Work instructions: Look through the lines and report how many include the word "bottom", giving nothing but the number.

[Start of Input records]

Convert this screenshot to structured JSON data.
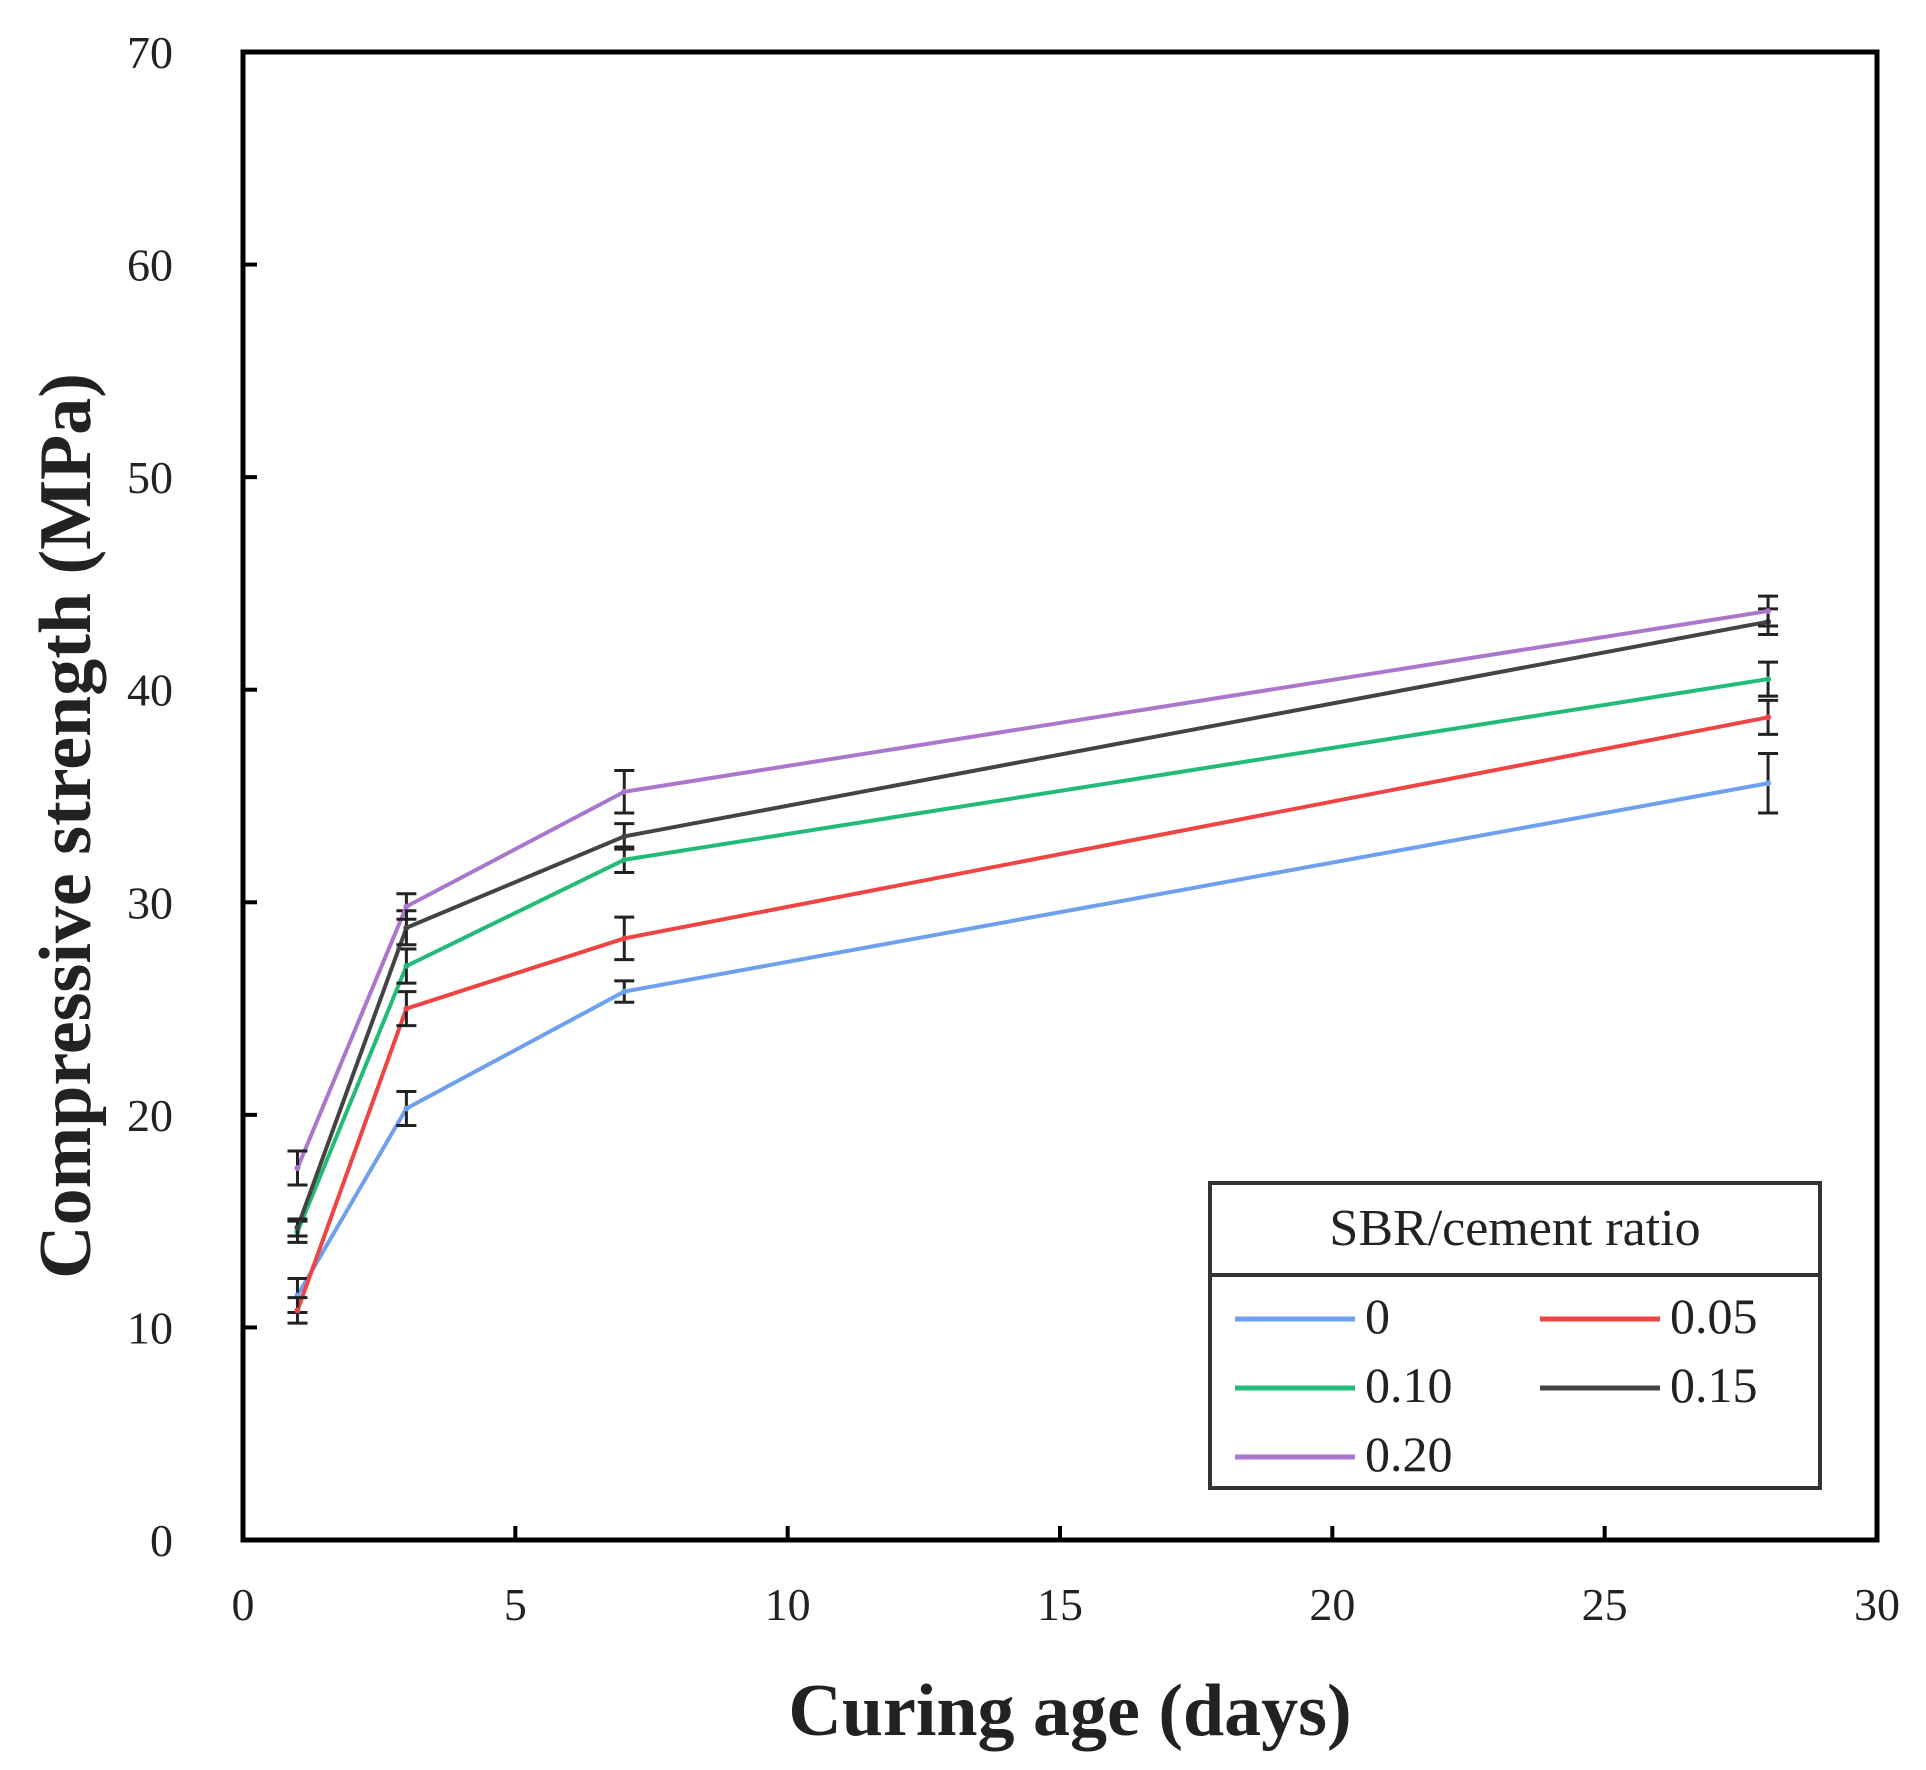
{
  "chart_data": {
    "type": "line",
    "title": "",
    "xlabel": "Curing age (days)",
    "ylabel": "Compressive strength (MPa)",
    "xlim": [
      0,
      30
    ],
    "ylim": [
      0,
      70
    ],
    "xticks": [
      0,
      5,
      10,
      15,
      20,
      25,
      30
    ],
    "yticks": [
      0,
      10,
      20,
      30,
      40,
      50,
      60,
      70
    ],
    "grid": false,
    "x": [
      1,
      3,
      7,
      28
    ],
    "legend": {
      "title": "SBR/cement ratio",
      "placement": "bottom-right"
    },
    "series": [
      {
        "name": "0",
        "color": "#6fa0ee",
        "values": [
          11.5,
          20.3,
          25.8,
          35.6
        ],
        "errors": [
          0.8,
          0.8,
          0.5,
          1.4
        ]
      },
      {
        "name": "0.05",
        "color": "#ee4444",
        "values": [
          10.8,
          25.0,
          28.3,
          38.7
        ],
        "errors": [
          0.6,
          0.8,
          1.0,
          0.8
        ]
      },
      {
        "name": "0.10",
        "color": "#22bb77",
        "values": [
          14.5,
          27.0,
          32.0,
          40.5
        ],
        "errors": [
          0.5,
          0.8,
          0.6,
          0.8
        ]
      },
      {
        "name": "0.15",
        "color": "#444444",
        "values": [
          14.7,
          28.8,
          33.1,
          43.2
        ],
        "errors": [
          0.4,
          0.8,
          0.6,
          0.6
        ]
      },
      {
        "name": "0.20",
        "color": "#aa77cc",
        "values": [
          17.5,
          29.8,
          35.2,
          43.7
        ],
        "errors": [
          0.8,
          0.6,
          1.0,
          0.7
        ]
      }
    ]
  }
}
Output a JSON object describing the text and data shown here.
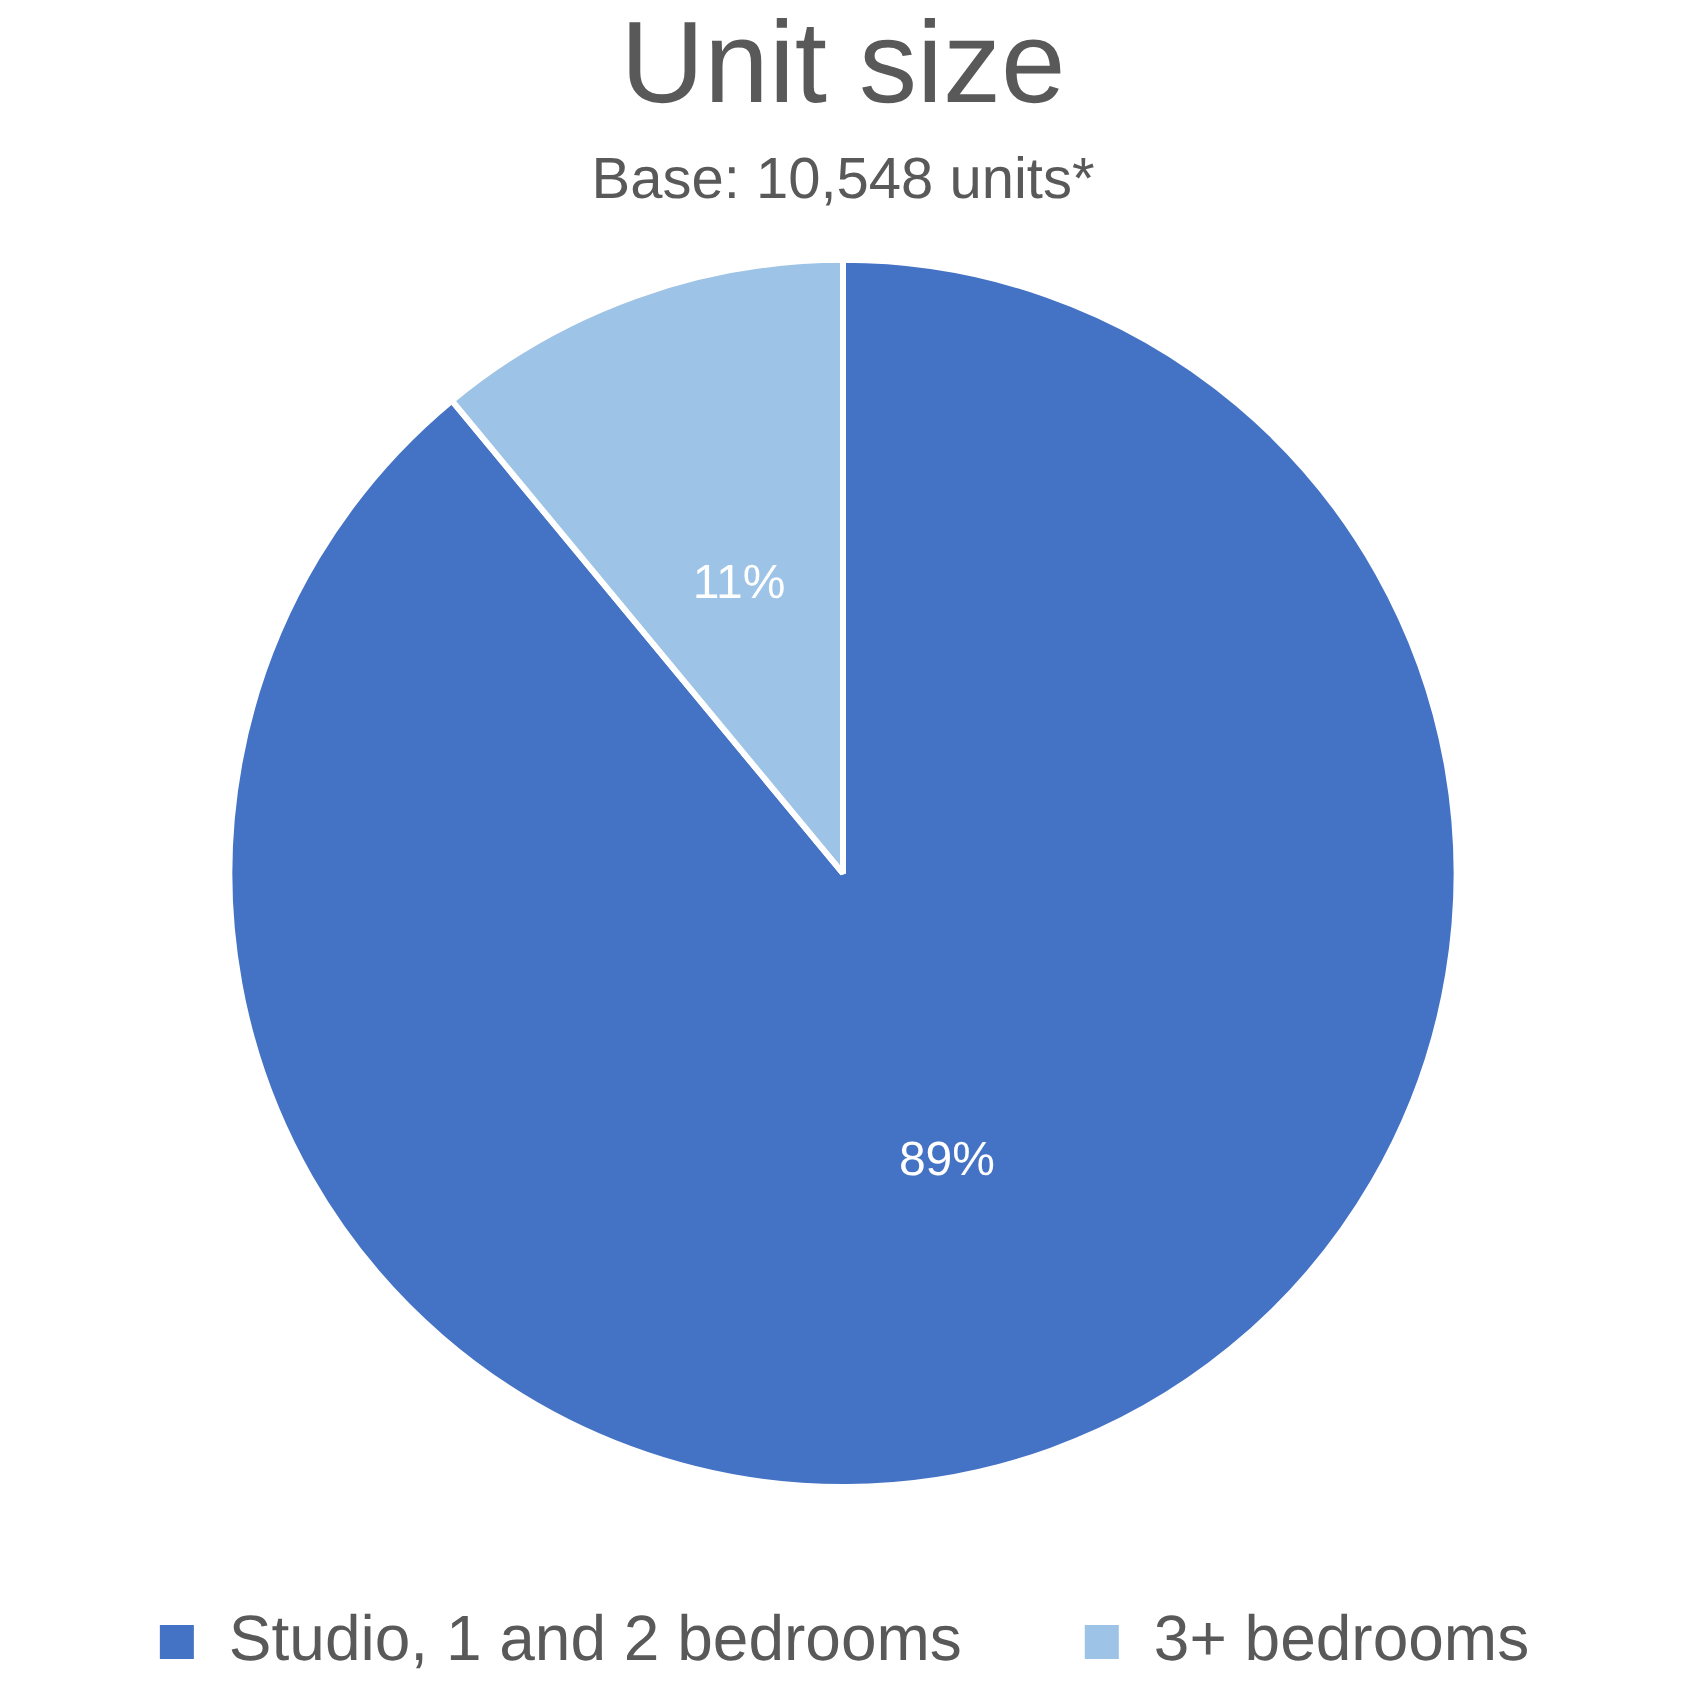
{
  "chart_data": {
    "type": "pie",
    "title": "Unit size",
    "subtitle": "Base: 10,548 units*",
    "categories": [
      "Studio, 1 and 2 bedrooms",
      "3+ bedrooms"
    ],
    "values": [
      89,
      11
    ],
    "colors": [
      "#4472c4",
      "#9dc3e6"
    ],
    "value_labels": [
      "89%",
      "11%"
    ],
    "legend": "bottom"
  }
}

[End of Input records]

Exercise response: 2